Supplied entries |
-- begin --
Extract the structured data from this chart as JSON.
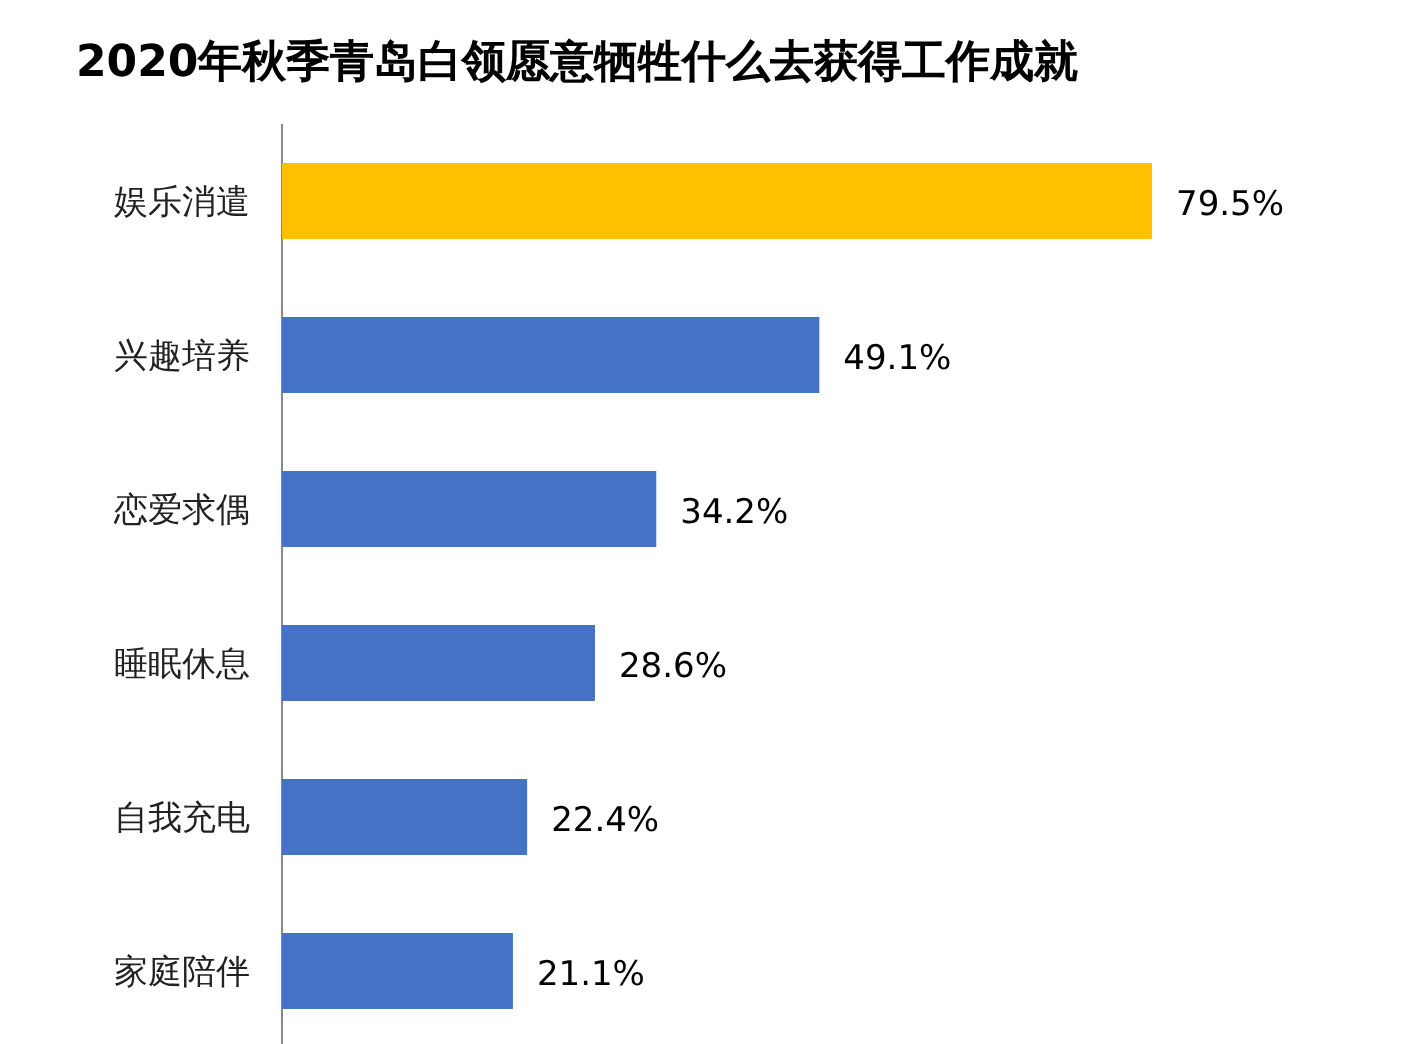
{
  "chart_data": {
    "type": "bar",
    "orientation": "horizontal",
    "title": "2020年秋季青岛白领愿意牺牲什么去获得工作成就",
    "categories": [
      "娱乐消遣",
      "兴趣培养",
      "恋爱求偶",
      "睡眠休息",
      "自我充电",
      "家庭陪伴"
    ],
    "values": [
      79.5,
      49.1,
      34.2,
      28.6,
      22.4,
      21.1
    ],
    "value_labels": [
      "79.5%",
      "49.1%",
      "34.2%",
      "28.6%",
      "22.4%",
      "21.1%"
    ],
    "colors": [
      "#ffc000",
      "#4472c4",
      "#4472c4",
      "#4472c4",
      "#4472c4",
      "#4472c4"
    ]
  }
}
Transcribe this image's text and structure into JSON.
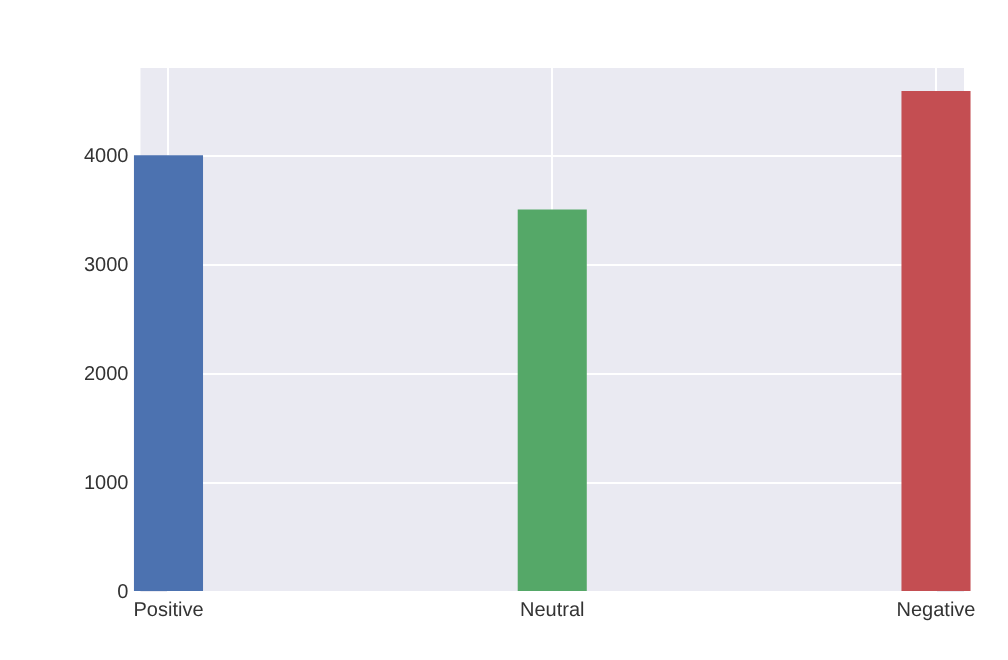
{
  "chart_data": {
    "type": "bar",
    "categories": [
      "Positive",
      "Neutral",
      "Negative"
    ],
    "values": [
      4010,
      3510,
      4600
    ],
    "colors": [
      "#4c72b0",
      "#55a868",
      "#c44e52"
    ],
    "ylim": [
      0,
      4810
    ],
    "yticks": [
      0,
      1000,
      2000,
      3000,
      4000
    ],
    "grid": true
  }
}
-- end --
Aim of the task | Pick out every line above that holds the word "this" and copy it.

Task result |
Extract the structured data from this chart as JSON.
Transcribe this image's text and structure into JSON.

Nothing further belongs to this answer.